▸ **Tasks and exercises**:
a) In the museum news text, who was commissioned to spend a day surveying the collection?
b) List every person and organization that the museum news text names.
c) Retype the passage of the museum news text starting at "It was a pleasure" and ending at "automated farming machines?".

▸ **Text segment**:
*-*-*

The funding from this project helped us to commission David Lough from Historyonics to spend a day with us in September to survey the collection and point out where our problem areas lie. We will be undertaking some preventive conservation over the course of Spring 2024 (just before the little critters wake up from their winter slumber) in public so do come and take a look at this work which usually happens behind the scenes.


How should we preserve modern farming heritage?
It was a pleasure earlier in December to join the Rural Museums Network for their webinar on the challenges of contemporary collecting for museums specialising in farming and agriculture. Like most museums we have no space for tractors or combine harvesters and even if we did, is that really the best place to preserve examples of mechanised, and increasingly robotic and automated farming machines?

*-*-*

▸ **Extracted entries**:
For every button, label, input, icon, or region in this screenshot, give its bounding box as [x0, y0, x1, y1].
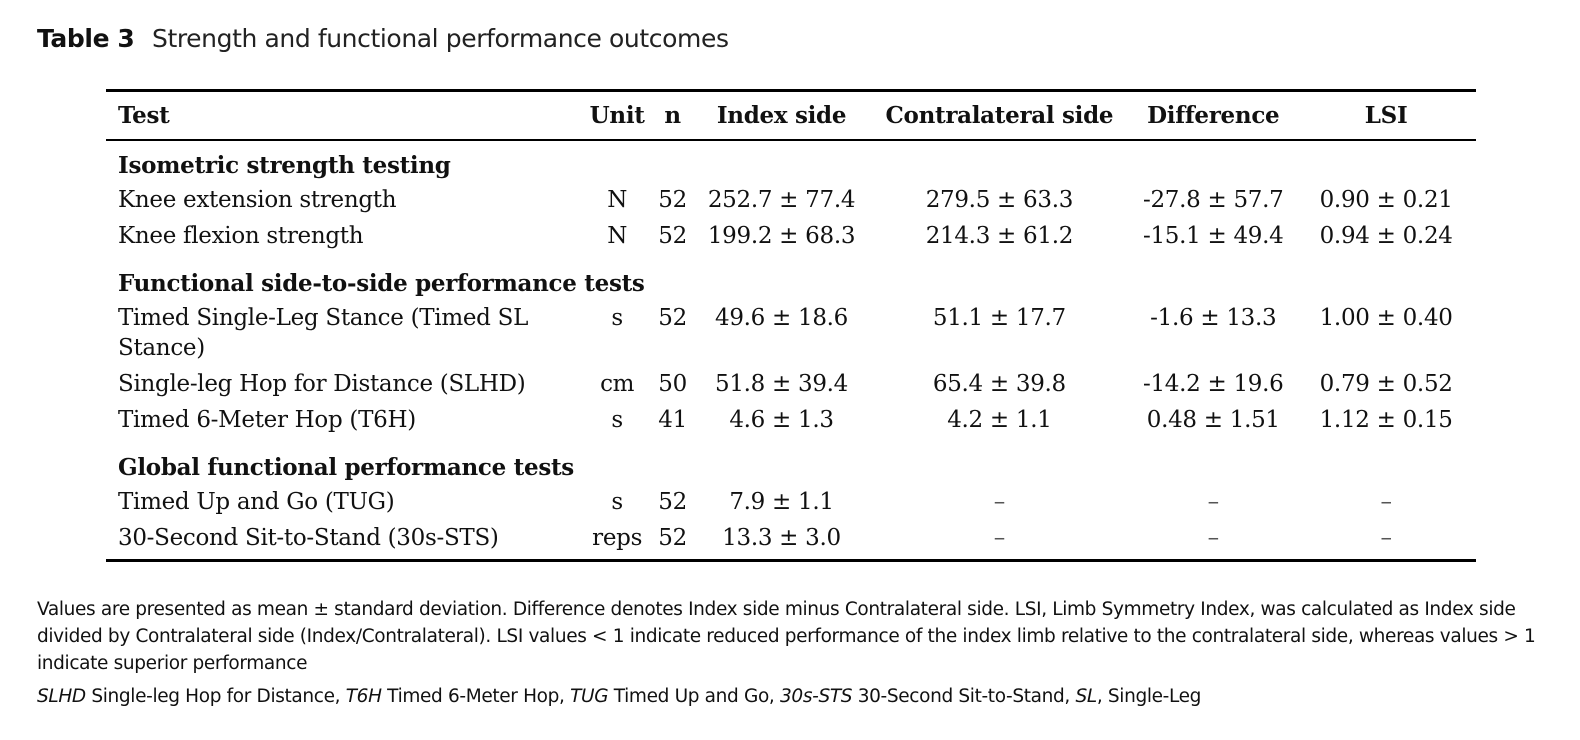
cell-index-side: 199.2 ± 68.3: [707, 223, 856, 249]
cell-difference: –: [1207, 525, 1220, 551]
cell-index-side: 4.6 ± 1.3: [729, 407, 834, 433]
table-row: Single-leg Hop for Distance (SLHD) cm 50 51…: [106, 366, 1476, 402]
table-row: Knee flexion strength N 52 199.2 ± 68.3 214.…: [106, 218, 1476, 257]
cell-n: 52: [658, 489, 687, 515]
cell-test: Knee extension strength: [118, 187, 397, 213]
cell-difference: -14.2 ± 19.6: [1143, 371, 1284, 397]
cell-difference: –: [1207, 489, 1220, 515]
cell-contralateral-side: 51.1 ± 17.7: [932, 305, 1066, 331]
section-header-row: Global functional performance tests: [106, 441, 1476, 484]
abbreviation-definition: 30-Second Sit-to-Stand,: [852, 686, 1076, 707]
cell-lsi: 1.12 ± 0.15: [1319, 407, 1453, 433]
results-table: Test Unit n Index side Contralateral sid…: [106, 89, 1476, 562]
cell-difference: -1.6 ± 13.3: [1150, 305, 1277, 331]
table-caption: Table 3 Strength and functional performa…: [37, 24, 729, 53]
cell-lsi: 0.79 ± 0.52: [1319, 371, 1453, 397]
cell-n: 50: [658, 371, 687, 397]
section-title: Functional side-to-side performance test…: [118, 270, 645, 297]
column-header-unit: Unit: [589, 102, 645, 129]
abbreviation-definition: Timed 6-Meter Hop,: [381, 686, 571, 707]
abbreviation-definition: Single-leg Hop for Distance,: [85, 686, 346, 707]
cell-test: Single-leg Hop for Distance (SLHD): [118, 371, 526, 397]
table-row: Timed Up and Go (TUG) s 52 7.9 ± 1.1 – – –: [106, 484, 1476, 520]
section-title: Isometric strength testing: [118, 152, 451, 179]
column-header-index-side: Index side: [716, 102, 847, 129]
cell-difference: 0.48 ± 1.51: [1146, 407, 1280, 433]
cell-difference: -27.8 ± 57.7: [1143, 187, 1284, 213]
table-row: Knee extension strength N 52 252.7 ± 77.4 27…: [106, 182, 1476, 218]
cell-test: Timed Up and Go (TUG): [118, 489, 395, 515]
cell-contralateral-side: 4.2 ± 1.1: [947, 407, 1052, 433]
abbreviation-definition: , Single-Leg: [1096, 686, 1202, 707]
cell-contralateral-side: 65.4 ± 39.8: [932, 371, 1066, 397]
table-section: Global functional performance tests Timed…: [106, 441, 1476, 561]
cell-n: 52: [658, 187, 687, 213]
table-section: Functional side-to-side performance test…: [106, 257, 1476, 441]
table-row: Timed 6-Meter Hop (T6H) s 41 4.6 ± 1.3 4.2 ±…: [106, 402, 1476, 441]
cell-n: 52: [658, 223, 687, 249]
table-label: Table 3: [37, 24, 135, 53]
column-header-n: n: [664, 102, 681, 129]
column-header-test: Test: [118, 102, 170, 129]
section-title: Global functional performance tests: [118, 454, 574, 481]
cell-unit: cm: [600, 371, 635, 397]
cell-unit: s: [611, 407, 623, 433]
cell-n: 52: [658, 305, 687, 331]
column-header-difference: Difference: [1147, 102, 1280, 129]
cell-index-side: 7.9 ± 1.1: [729, 489, 834, 515]
table-row: 30-Second Sit-to-Stand (30s-STS) reps 52 13…: [106, 520, 1476, 561]
cell-contralateral-side: –: [993, 525, 1006, 551]
column-header-contralateral-side: Contralateral side: [885, 102, 1114, 129]
table-section: Isometric strength testing Knee extension…: [106, 140, 1476, 257]
section-header-row: Functional side-to-side performance test…: [106, 257, 1476, 300]
cell-lsi: –: [1380, 489, 1393, 515]
cell-contralateral-side: 214.3 ± 61.2: [925, 223, 1074, 249]
abbreviation-term: T6H: [345, 686, 382, 707]
cell-difference: -15.1 ± 49.4: [1143, 223, 1284, 249]
cell-index-side: 49.6 ± 18.6: [715, 305, 849, 331]
abbreviation-term: 30s-STS: [779, 686, 853, 707]
section-header-row: Isometric strength testing: [106, 140, 1476, 182]
cell-lsi: 0.90 ± 0.21: [1319, 187, 1453, 213]
abbreviation-definition: Timed Up and Go,: [608, 686, 780, 707]
cell-test: Knee flexion strength: [118, 223, 364, 249]
cell-contralateral-side: 279.5 ± 63.3: [925, 187, 1074, 213]
cell-contralateral-side: –: [993, 489, 1006, 515]
header-row: Test Unit n Index side Contralateral sid…: [106, 90, 1476, 140]
cell-unit: N: [607, 187, 628, 213]
abbreviation-term: SLHD: [37, 686, 86, 707]
column-header-lsi: LSI: [1364, 102, 1408, 129]
abbreviation-term: TUG: [570, 686, 609, 707]
table-row: Timed Single-Leg Stance (Timed SL Stance…: [106, 300, 1476, 366]
cell-lsi: –: [1380, 525, 1393, 551]
table-title: Strength and functional performance outc…: [151, 24, 729, 53]
cell-n: 52: [658, 525, 687, 551]
table-footnote: Values are presented as mean ± standard …: [37, 599, 1536, 674]
cell-n: 41: [658, 407, 687, 433]
cell-test: Timed 6-Meter Hop (T6H): [118, 407, 416, 433]
abbreviations-footnote: SLHD Single-leg Hop for Distance, T6H Ti…: [37, 683, 1552, 710]
cell-unit: reps: [592, 525, 643, 551]
cell-lsi: 0.94 ± 0.24: [1319, 223, 1453, 249]
cell-index-side: 51.8 ± 39.4: [715, 371, 849, 397]
cell-index-side: 13.3 ± 3.0: [722, 525, 841, 551]
cell-test: Timed Single-Leg Stance (Timed SL Stance…: [118, 305, 529, 361]
cell-lsi: 1.00 ± 0.40: [1319, 305, 1453, 331]
abbreviation-term: SL: [1075, 686, 1097, 707]
cell-unit: s: [611, 305, 623, 331]
cell-unit: N: [607, 223, 628, 249]
cell-unit: s: [611, 489, 623, 515]
cell-test: 30-Second Sit-to-Stand (30s-STS): [118, 525, 499, 551]
cell-index-side: 252.7 ± 77.4: [707, 187, 856, 213]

*-*-*

▸ **Full solutions**:
a) David Lough from Historyonics.

b)
David Lough
Historyonics
Rural Museums Network

c)
It was a pleasure earlier in December to join the Rural Museums Network for their webinar on the challenges of contemporary collecting for museums specialising in farming and agriculture. Like most museums we have no space for tractors or combine harvesters and even if we did, is that really the best place to preserve examples of mechanised, and increasingly robotic and automated farming machines?